[Task goal] Pick out and copy every line below that has the word "this".
####
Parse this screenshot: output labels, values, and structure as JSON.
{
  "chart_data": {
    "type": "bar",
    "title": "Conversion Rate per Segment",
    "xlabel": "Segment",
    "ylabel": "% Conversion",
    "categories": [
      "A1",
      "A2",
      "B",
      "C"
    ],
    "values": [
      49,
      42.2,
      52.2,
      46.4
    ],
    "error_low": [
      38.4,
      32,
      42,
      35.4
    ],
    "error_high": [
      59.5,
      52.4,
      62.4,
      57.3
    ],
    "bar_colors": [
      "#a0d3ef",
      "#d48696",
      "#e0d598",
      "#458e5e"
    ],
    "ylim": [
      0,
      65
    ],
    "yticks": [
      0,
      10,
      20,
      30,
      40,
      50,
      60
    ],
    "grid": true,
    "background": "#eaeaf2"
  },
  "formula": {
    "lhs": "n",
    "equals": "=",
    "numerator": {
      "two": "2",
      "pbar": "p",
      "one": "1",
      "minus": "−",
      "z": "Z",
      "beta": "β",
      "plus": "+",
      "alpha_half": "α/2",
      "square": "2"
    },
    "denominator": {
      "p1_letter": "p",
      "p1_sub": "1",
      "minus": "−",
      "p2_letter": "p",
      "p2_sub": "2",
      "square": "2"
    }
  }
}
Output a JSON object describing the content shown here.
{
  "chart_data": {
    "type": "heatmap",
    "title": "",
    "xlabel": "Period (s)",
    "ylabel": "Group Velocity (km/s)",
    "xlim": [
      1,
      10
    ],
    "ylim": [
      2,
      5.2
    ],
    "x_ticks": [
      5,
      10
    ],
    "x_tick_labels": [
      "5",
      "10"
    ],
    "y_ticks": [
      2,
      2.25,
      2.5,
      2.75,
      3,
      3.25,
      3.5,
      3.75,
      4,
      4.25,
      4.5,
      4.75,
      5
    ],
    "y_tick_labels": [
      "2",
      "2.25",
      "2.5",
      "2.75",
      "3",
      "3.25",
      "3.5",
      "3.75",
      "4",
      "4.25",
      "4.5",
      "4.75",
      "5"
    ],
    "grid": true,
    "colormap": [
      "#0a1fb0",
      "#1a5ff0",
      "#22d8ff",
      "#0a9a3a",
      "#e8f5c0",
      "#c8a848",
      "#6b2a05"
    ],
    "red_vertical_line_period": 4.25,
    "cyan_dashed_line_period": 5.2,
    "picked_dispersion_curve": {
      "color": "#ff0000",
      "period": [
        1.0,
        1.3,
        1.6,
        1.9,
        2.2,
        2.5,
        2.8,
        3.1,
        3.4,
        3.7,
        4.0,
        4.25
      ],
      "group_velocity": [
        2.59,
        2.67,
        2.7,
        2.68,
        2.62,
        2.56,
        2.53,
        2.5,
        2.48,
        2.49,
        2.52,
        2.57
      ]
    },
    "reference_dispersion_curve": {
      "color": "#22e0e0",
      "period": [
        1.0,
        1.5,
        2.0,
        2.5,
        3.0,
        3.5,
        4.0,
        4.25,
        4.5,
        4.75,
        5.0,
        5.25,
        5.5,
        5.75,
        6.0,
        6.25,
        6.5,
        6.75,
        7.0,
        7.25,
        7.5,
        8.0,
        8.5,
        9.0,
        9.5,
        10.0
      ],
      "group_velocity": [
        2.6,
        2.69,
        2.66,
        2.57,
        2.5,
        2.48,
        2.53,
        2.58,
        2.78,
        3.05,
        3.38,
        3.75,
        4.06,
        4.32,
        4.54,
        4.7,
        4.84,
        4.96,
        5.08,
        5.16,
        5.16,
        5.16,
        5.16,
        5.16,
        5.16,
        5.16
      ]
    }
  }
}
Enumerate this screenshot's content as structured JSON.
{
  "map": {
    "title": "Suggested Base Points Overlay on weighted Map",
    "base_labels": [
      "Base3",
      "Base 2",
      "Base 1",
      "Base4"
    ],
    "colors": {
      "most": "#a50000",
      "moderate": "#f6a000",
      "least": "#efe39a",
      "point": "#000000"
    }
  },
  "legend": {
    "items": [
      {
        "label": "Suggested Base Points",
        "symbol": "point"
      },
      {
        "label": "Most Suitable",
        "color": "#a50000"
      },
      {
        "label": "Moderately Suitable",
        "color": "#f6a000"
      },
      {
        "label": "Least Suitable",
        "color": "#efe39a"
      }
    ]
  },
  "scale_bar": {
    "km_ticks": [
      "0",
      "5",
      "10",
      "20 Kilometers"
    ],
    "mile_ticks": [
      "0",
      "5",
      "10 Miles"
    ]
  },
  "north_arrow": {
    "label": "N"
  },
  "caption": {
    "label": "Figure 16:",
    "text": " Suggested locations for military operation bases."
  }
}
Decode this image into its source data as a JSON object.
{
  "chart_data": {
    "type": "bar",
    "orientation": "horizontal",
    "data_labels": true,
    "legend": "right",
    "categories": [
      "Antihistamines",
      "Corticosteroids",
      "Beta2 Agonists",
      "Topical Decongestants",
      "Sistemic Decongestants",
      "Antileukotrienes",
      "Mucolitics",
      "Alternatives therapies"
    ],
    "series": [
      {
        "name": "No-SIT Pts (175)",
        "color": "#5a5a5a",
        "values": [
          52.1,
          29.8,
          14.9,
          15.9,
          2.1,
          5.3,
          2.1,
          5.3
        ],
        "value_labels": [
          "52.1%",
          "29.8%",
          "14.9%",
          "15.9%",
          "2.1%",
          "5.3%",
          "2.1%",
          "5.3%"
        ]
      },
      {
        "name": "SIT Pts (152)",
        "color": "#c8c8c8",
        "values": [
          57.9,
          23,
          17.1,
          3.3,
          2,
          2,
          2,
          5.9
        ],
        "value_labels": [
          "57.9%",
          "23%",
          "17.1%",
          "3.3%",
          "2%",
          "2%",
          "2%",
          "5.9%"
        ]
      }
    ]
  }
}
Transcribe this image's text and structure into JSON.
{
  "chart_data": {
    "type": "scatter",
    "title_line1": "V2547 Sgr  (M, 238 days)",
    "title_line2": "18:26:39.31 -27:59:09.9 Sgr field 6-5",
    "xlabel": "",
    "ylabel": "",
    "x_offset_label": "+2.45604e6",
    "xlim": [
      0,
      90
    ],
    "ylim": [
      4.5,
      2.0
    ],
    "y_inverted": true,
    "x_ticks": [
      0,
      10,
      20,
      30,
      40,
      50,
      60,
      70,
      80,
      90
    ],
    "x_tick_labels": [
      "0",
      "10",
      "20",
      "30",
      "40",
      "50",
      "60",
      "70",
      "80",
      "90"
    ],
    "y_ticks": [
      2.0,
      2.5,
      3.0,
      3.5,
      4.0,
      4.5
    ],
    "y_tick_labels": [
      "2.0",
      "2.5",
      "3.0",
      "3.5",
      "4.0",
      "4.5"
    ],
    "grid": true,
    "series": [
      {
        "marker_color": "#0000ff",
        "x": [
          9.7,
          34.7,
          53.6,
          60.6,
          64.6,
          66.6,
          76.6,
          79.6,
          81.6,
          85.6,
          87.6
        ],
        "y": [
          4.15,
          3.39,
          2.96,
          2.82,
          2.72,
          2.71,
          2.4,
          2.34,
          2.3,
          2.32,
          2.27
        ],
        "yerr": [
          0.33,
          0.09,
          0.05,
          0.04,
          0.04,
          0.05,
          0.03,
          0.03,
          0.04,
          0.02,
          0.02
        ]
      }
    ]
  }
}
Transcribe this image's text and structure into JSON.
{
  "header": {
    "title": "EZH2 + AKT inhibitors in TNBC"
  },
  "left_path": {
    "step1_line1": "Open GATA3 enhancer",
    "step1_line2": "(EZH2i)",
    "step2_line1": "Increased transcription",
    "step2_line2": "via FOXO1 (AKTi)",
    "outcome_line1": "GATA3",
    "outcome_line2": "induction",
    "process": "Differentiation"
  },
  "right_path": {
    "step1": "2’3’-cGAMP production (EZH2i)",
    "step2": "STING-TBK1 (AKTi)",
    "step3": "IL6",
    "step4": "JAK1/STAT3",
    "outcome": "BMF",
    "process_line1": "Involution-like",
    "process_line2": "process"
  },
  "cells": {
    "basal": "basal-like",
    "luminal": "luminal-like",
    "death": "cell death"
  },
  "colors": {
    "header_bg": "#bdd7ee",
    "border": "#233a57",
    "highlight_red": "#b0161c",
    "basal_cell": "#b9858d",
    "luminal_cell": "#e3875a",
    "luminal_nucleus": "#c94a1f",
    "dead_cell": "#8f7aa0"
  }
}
####
[Task solution]
Parse this screenshot: output labels, values, and structure as JSON.
Enumerate this screenshot's content as structured JSON.
Decode this image into its source data as a JSON object.
Transcribe this image's text and structure into JSON.
Transcribe this image's text and structure into JSON.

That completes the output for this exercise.